| Exercise brief |
Gather all lines with "declínio" from the records.

| Data records |
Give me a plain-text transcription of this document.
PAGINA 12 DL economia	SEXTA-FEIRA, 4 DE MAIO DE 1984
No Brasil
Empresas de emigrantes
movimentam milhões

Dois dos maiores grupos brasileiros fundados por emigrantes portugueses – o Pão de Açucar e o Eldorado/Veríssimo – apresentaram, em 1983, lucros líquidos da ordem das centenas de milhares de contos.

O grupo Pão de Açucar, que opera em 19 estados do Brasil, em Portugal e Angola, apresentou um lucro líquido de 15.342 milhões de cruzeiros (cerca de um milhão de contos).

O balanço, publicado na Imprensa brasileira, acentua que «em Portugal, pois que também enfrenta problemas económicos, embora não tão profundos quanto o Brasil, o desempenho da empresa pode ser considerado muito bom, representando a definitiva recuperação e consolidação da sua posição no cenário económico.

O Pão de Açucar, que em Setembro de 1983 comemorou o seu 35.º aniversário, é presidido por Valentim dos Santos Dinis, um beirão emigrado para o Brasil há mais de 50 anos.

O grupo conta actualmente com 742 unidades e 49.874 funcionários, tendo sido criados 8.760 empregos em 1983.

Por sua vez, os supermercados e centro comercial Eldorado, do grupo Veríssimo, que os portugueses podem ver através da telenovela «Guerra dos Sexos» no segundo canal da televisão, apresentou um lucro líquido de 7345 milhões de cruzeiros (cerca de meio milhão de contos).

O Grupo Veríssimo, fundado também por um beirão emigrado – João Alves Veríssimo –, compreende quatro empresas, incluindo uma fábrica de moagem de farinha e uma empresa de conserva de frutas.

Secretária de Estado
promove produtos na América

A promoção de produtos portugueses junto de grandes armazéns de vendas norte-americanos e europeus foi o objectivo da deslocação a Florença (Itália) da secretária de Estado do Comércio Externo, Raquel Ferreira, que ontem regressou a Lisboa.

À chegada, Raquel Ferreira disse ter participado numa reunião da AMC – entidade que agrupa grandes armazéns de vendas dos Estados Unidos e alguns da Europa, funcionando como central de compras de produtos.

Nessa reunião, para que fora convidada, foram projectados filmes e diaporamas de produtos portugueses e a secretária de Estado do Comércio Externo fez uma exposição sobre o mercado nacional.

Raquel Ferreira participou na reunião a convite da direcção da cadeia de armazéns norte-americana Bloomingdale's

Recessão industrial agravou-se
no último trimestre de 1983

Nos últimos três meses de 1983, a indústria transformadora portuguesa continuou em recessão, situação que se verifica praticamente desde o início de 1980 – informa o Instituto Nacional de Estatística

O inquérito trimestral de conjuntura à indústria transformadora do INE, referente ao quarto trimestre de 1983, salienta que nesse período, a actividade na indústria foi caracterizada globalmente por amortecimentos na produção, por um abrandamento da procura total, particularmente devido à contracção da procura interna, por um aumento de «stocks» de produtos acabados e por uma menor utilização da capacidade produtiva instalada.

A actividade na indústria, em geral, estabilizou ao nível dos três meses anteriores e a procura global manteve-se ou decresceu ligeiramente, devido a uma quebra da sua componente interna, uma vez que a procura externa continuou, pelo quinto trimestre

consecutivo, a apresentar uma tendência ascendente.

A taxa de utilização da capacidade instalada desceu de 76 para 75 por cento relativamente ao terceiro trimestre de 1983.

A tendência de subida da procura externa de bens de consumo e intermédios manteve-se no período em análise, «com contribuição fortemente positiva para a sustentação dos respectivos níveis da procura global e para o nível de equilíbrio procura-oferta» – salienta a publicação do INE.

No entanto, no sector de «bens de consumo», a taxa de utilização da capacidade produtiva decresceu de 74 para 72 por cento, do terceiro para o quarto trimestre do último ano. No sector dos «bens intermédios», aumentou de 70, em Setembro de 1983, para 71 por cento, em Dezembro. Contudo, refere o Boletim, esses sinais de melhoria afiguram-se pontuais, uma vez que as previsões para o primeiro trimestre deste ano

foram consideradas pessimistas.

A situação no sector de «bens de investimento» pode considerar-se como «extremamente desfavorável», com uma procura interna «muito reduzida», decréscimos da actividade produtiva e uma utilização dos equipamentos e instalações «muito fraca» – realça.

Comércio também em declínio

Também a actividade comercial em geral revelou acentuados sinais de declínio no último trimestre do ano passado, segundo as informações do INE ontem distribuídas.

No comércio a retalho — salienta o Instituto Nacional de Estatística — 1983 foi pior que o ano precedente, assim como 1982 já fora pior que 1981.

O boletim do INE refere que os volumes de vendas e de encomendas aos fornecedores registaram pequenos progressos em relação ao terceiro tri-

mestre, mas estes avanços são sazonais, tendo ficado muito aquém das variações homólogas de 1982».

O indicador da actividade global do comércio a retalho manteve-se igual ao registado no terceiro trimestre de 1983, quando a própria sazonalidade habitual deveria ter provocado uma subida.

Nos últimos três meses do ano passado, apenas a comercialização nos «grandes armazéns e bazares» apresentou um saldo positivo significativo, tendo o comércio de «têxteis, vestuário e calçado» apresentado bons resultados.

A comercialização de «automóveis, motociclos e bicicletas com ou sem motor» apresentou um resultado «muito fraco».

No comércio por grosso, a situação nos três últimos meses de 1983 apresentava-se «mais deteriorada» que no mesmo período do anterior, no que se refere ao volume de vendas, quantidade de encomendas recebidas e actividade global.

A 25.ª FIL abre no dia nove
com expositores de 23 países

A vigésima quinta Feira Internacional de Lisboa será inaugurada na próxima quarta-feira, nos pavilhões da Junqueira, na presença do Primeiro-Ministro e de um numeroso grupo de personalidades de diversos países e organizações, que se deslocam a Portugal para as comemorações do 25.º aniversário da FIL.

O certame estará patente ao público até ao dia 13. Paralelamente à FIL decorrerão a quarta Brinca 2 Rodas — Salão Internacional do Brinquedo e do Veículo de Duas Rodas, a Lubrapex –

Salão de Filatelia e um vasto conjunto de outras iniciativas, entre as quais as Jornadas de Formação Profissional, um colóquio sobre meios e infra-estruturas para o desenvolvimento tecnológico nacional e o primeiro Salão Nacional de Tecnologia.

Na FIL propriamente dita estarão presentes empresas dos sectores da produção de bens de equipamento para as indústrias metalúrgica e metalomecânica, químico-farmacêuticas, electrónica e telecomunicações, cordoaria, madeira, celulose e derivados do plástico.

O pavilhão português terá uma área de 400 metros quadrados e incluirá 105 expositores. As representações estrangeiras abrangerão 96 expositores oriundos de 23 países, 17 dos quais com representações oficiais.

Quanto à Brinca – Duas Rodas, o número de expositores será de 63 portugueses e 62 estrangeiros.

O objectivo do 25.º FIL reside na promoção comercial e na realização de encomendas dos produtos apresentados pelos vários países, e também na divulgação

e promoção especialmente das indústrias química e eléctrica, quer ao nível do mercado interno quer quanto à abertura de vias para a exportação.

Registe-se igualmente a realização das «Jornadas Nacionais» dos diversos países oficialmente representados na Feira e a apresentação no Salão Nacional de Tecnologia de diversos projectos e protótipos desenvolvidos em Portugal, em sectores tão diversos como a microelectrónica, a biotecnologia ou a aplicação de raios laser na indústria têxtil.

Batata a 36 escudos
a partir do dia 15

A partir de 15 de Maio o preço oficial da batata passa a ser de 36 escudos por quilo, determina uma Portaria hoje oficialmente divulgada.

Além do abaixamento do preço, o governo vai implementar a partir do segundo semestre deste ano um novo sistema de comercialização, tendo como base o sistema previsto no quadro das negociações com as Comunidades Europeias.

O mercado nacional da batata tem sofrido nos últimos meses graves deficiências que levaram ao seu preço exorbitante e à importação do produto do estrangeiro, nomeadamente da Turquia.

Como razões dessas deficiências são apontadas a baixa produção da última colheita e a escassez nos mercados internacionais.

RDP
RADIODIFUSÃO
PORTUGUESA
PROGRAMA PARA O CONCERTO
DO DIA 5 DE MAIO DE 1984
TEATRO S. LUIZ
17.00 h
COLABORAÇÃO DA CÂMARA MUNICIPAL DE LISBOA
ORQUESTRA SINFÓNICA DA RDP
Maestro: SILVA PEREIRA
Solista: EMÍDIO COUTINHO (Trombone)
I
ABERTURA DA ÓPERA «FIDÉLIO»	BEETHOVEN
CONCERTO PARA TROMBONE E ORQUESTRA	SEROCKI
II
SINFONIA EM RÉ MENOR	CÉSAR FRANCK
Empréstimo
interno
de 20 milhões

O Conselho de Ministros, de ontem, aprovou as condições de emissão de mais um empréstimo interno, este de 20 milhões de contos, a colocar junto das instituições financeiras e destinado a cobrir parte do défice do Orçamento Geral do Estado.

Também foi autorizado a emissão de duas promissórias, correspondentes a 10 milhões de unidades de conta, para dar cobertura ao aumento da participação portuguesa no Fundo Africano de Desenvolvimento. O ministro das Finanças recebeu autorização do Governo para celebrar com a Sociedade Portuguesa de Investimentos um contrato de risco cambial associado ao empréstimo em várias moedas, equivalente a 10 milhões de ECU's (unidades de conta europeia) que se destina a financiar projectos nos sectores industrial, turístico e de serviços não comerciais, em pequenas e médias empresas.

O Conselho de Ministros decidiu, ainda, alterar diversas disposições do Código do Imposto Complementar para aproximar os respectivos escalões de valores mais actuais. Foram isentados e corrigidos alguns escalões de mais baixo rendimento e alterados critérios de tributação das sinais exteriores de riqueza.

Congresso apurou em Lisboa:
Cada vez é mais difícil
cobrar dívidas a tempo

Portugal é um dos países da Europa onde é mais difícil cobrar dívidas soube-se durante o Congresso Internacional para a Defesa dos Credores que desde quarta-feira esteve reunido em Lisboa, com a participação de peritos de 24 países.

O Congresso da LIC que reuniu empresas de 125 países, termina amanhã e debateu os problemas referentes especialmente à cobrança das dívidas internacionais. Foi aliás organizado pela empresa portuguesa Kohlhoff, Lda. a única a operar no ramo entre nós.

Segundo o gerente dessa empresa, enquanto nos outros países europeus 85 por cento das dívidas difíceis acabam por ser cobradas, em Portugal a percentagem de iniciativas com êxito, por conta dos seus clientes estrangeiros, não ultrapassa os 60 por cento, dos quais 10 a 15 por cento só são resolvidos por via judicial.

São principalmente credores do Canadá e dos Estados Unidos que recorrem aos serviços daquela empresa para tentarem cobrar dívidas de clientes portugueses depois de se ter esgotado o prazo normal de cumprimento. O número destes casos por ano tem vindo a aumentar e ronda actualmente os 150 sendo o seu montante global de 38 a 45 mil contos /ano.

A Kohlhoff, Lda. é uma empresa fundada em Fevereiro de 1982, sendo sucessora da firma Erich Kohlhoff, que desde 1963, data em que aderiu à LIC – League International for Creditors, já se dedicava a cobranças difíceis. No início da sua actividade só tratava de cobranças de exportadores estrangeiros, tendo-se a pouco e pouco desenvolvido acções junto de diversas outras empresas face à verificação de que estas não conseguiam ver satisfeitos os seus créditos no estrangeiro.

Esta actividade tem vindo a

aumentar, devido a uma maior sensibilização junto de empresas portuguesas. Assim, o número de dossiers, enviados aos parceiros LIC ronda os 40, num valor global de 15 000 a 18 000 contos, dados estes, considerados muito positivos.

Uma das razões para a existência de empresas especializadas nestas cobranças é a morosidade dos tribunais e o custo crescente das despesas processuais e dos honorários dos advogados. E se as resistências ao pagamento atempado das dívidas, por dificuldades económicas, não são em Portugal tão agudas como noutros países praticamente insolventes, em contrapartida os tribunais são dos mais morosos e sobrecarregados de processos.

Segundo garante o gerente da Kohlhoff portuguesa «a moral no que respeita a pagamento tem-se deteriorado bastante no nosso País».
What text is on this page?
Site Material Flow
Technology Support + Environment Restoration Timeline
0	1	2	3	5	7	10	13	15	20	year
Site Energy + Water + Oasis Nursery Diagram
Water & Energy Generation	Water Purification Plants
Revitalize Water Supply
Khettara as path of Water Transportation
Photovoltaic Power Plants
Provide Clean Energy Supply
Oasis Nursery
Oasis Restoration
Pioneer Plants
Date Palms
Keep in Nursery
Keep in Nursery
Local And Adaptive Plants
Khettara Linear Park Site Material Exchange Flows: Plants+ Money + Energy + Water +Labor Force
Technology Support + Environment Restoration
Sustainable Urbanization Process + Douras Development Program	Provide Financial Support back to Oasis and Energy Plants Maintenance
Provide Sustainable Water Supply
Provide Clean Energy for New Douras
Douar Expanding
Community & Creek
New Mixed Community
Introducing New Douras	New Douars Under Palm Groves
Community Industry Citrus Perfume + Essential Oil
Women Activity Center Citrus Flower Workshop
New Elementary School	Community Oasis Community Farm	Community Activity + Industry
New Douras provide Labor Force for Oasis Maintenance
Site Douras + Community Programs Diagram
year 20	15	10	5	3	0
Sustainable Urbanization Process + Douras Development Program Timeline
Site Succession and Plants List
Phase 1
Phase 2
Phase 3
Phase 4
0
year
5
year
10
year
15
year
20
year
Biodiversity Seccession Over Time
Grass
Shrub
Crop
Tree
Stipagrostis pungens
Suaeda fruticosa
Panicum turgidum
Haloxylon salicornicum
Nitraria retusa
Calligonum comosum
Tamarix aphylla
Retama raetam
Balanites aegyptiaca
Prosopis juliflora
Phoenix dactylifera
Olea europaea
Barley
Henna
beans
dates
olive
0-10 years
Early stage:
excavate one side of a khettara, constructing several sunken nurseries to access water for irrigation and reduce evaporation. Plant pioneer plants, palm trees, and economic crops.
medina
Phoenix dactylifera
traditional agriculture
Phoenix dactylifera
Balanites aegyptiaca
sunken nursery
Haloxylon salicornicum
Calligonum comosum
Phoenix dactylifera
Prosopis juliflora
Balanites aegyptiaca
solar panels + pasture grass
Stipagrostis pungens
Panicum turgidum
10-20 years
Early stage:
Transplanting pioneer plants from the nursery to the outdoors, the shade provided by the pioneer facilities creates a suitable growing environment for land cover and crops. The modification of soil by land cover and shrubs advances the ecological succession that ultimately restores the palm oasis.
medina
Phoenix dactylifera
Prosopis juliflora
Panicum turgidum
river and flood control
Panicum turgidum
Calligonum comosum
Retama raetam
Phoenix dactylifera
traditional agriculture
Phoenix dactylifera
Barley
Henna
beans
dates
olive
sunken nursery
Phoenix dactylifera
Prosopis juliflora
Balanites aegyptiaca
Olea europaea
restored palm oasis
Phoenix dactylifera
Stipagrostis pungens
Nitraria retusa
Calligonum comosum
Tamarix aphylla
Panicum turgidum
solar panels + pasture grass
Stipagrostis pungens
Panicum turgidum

| Finished exercise |
Comércio também em declínio
Também a actividade comercial em geral revelou acentuados sinais de declínio no último trimestre do ano passado, segundo as informações do INE ontem distribuídas.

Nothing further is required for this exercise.